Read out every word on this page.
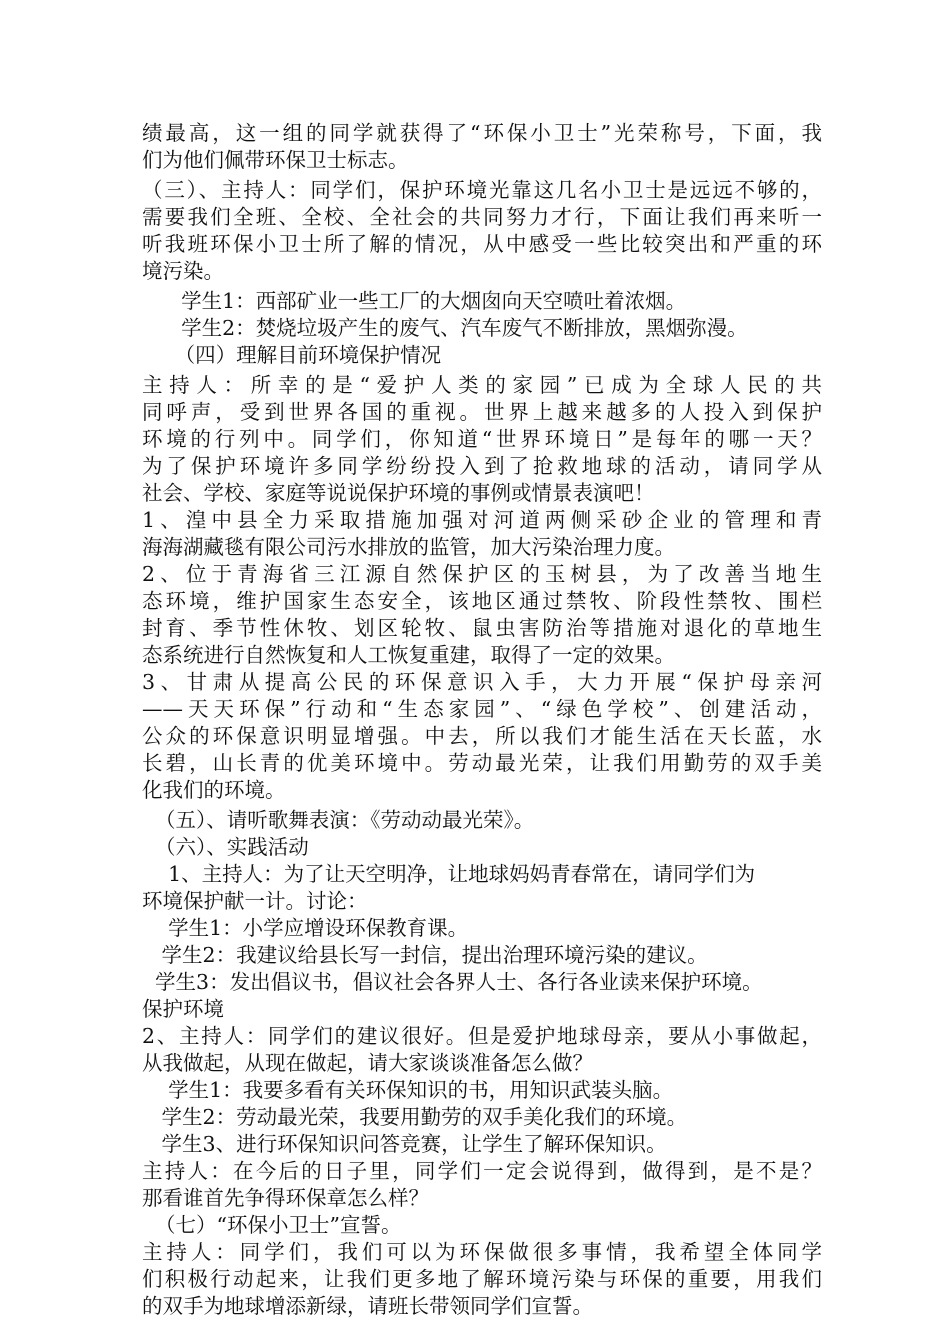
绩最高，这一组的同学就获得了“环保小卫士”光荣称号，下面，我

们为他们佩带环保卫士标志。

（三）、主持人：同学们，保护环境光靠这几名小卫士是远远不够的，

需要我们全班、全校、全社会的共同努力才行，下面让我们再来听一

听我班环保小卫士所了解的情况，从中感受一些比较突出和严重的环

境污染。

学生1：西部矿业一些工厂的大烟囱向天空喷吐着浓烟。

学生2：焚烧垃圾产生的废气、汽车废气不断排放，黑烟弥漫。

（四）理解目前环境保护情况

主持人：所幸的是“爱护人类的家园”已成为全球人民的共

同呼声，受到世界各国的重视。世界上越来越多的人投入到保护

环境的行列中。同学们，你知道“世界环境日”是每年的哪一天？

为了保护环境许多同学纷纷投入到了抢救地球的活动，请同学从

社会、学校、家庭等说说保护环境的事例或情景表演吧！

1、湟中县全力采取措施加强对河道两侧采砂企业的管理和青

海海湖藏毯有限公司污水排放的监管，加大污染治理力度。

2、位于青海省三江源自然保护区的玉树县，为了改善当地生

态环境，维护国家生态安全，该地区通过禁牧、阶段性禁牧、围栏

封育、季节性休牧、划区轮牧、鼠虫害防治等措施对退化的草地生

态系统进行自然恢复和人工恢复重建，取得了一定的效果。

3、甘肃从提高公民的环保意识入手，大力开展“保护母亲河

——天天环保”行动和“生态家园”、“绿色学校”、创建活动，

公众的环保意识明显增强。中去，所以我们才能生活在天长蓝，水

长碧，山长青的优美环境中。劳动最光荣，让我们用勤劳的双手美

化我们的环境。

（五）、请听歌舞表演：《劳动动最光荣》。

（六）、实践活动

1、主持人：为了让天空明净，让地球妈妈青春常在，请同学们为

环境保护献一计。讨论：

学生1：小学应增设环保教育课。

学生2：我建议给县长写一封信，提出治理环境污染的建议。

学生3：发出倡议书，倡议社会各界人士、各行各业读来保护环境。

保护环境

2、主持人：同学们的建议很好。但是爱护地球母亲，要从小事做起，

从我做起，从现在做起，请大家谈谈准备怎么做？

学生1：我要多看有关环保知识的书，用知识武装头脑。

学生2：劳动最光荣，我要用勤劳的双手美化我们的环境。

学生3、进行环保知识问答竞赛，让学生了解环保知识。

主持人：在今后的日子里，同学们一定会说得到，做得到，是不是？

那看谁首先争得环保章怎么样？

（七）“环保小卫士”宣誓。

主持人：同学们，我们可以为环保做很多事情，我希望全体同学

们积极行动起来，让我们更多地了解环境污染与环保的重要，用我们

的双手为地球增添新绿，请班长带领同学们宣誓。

Request
Without including the pictures, return each record above exactly as it stands.

Worked solution
Read out every word on this page.
绩最高，这一组的同学就获得了“环保小卫士”光荣称号，下面，我

们为他们佩带环保卫士标志。

（三）、主持人：同学们，保护环境光靠这几名小卫士是远远不够的，

需要我们全班、全校、全社会的共同努力才行，下面让我们再来听一

听我班环保小卫士所了解的情况，从中感受一些比较突出和严重的环

境污染。

学生1：西部矿业一些工厂的大烟囱向天空喷吐着浓烟。

学生2：焚烧垃圾产生的废气、汽车废气不断排放，黑烟弥漫。

（四）理解目前环境保护情况

主持人：所幸的是“爱护人类的家园”已成为全球人民的共

同呼声，受到世界各国的重视。世界上越来越多的人投入到保护

环境的行列中。同学们，你知道“世界环境日”是每年的哪一天？

为了保护环境许多同学纷纷投入到了抢救地球的活动，请同学从

社会、学校、家庭等说说保护环境的事例或情景表演吧！

1、湟中县全力采取措施加强对河道两侧采砂企业的管理和青

海海湖藏毯有限公司污水排放的监管，加大污染治理力度。

2、位于青海省三江源自然保护区的玉树县，为了改善当地生

态环境，维护国家生态安全，该地区通过禁牧、阶段性禁牧、围栏

封育、季节性休牧、划区轮牧、鼠虫害防治等措施对退化的草地生

态系统进行自然恢复和人工恢复重建，取得了一定的效果。

3、甘肃从提高公民的环保意识入手，大力开展“保护母亲河

——天天环保”行动和“生态家园”、“绿色学校”、创建活动，

公众的环保意识明显增强。中去，所以我们才能生活在天长蓝，水

长碧，山长青的优美环境中。劳动最光荣，让我们用勤劳的双手美

化我们的环境。

（五）、请听歌舞表演：《劳动动最光荣》。

（六）、实践活动

1、主持人：为了让天空明净，让地球妈妈青春常在，请同学们为

环境保护献一计。讨论：

学生1：小学应增设环保教育课。

学生2：我建议给县长写一封信，提出治理环境污染的建议。

学生3：发出倡议书，倡议社会各界人士、各行各业读来保护环境。

保护环境

2、主持人：同学们的建议很好。但是爱护地球母亲，要从小事做起，

从我做起，从现在做起，请大家谈谈准备怎么做？

学生1：我要多看有关环保知识的书，用知识武装头脑。

学生2：劳动最光荣，我要用勤劳的双手美化我们的环境。

学生3、进行环保知识问答竞赛，让学生了解环保知识。

主持人：在今后的日子里，同学们一定会说得到，做得到，是不是？

那看谁首先争得环保章怎么样？

（七）“环保小卫士”宣誓。

主持人：同学们，我们可以为环保做很多事情，我希望全体同学

们积极行动起来，让我们更多地了解环境污染与环保的重要，用我们

的双手为地球增添新绿，请班长带领同学们宣誓。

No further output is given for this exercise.